Dataset content >>
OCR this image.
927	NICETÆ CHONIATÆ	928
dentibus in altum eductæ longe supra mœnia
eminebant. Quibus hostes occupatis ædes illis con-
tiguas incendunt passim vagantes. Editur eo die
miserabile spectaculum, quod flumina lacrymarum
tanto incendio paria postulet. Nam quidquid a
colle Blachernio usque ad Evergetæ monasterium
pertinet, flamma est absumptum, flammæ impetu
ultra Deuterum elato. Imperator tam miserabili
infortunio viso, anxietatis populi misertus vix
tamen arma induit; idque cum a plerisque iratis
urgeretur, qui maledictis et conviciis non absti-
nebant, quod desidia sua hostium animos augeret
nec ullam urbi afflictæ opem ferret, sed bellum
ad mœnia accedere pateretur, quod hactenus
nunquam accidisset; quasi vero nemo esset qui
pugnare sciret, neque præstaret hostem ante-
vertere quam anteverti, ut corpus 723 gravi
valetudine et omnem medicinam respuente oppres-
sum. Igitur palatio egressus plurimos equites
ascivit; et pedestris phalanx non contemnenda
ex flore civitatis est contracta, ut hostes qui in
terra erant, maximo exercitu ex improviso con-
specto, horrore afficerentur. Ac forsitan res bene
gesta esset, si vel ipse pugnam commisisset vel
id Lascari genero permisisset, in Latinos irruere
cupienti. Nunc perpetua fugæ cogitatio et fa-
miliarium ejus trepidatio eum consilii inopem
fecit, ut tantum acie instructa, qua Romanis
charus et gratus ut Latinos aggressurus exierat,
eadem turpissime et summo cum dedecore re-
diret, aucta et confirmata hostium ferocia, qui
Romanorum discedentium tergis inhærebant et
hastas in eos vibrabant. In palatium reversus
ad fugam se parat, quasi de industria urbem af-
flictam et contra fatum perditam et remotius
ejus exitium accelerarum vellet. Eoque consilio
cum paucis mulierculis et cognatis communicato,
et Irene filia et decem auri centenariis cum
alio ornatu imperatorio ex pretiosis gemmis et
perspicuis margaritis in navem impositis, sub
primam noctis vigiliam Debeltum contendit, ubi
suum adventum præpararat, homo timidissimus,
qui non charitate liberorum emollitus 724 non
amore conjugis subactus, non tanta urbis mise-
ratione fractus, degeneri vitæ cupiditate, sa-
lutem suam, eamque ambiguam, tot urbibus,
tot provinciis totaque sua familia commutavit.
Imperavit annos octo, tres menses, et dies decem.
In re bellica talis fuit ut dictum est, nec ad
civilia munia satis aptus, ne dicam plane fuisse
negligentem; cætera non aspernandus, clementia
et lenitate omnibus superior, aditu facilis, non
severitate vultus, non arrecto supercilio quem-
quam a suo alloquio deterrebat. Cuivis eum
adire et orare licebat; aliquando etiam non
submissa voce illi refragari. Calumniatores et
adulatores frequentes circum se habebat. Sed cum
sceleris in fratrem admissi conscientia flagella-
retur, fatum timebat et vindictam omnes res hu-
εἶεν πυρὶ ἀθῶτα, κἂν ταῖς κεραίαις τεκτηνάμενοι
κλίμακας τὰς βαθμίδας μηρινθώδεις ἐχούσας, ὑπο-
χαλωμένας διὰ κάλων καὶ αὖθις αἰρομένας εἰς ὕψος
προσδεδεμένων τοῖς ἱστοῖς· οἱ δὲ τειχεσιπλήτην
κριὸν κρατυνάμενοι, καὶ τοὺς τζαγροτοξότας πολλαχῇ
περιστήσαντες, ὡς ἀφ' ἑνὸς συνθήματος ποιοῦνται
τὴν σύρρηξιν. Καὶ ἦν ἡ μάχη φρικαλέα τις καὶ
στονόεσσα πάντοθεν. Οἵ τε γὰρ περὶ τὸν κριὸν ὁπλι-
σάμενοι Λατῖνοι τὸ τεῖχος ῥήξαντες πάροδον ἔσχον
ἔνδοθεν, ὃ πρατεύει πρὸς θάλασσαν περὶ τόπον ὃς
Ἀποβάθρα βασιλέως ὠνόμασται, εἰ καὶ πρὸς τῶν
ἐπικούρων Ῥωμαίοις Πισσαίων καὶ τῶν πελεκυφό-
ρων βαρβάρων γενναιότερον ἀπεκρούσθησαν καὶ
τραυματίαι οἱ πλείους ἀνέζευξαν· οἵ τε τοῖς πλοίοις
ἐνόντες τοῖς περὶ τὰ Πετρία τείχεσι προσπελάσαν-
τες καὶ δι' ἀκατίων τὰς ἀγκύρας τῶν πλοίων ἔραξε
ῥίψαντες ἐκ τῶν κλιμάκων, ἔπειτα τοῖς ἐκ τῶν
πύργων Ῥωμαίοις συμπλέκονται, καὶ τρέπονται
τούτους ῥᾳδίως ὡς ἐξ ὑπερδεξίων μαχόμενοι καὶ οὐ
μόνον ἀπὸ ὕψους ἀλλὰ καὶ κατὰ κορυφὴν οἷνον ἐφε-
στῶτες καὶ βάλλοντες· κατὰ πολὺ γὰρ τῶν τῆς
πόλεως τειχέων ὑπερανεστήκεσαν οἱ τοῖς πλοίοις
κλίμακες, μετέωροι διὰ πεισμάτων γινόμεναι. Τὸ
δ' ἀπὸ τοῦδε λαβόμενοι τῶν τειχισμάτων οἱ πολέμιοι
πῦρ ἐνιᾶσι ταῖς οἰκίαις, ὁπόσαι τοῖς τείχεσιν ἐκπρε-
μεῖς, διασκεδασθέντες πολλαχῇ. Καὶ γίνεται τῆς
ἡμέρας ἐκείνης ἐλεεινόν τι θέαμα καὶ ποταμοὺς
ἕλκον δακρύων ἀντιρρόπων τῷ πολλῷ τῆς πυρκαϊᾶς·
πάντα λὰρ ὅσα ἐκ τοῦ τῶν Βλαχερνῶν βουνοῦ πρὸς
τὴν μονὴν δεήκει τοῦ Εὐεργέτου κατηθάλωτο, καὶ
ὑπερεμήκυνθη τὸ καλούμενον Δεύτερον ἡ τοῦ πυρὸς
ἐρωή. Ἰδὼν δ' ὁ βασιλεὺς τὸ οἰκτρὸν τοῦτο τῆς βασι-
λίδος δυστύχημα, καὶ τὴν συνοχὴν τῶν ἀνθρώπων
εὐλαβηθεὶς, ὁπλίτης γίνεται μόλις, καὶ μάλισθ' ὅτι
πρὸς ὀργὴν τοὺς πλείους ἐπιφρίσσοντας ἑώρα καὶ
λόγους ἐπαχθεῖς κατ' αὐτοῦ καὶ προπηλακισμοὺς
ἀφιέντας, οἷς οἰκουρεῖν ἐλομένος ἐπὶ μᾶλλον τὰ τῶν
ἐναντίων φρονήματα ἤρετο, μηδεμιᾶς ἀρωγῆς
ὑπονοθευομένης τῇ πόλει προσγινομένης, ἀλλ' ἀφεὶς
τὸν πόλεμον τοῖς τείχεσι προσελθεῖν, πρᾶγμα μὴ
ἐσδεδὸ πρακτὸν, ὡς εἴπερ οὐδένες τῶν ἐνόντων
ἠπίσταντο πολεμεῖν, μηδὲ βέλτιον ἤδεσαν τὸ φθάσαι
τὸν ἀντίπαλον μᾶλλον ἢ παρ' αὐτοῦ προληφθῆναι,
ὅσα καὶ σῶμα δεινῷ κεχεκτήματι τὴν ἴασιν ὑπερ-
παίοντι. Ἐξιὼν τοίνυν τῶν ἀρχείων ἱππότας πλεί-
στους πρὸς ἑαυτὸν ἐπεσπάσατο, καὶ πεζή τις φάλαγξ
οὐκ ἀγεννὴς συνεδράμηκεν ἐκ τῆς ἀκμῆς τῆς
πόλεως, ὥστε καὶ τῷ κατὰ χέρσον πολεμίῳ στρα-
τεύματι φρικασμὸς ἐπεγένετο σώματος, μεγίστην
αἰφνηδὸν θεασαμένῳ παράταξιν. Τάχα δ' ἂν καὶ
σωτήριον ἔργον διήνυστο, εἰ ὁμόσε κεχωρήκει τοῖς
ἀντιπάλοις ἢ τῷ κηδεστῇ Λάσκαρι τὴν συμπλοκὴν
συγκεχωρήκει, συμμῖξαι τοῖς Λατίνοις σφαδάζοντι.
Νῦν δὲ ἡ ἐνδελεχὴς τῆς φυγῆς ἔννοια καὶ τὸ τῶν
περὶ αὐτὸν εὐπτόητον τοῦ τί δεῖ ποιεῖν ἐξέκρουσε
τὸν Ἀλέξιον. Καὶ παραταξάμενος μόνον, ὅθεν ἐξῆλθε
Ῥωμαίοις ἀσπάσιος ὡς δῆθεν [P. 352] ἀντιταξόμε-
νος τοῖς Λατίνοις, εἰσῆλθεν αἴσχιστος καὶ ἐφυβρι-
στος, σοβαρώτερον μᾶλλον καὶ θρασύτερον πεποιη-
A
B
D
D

Exercise objective >> Filter the records down to the lines that contain the string "πολλαχῇ", and copy those lines.

Output of the exercise >>
κριὸν κρατυνάμενοι, καὶ τοὺς τζαγροτοξότας πολλαχῇ
μεῖς, διασκεδασθέντες πολλαχῇ. Καὶ γίνεται τῆς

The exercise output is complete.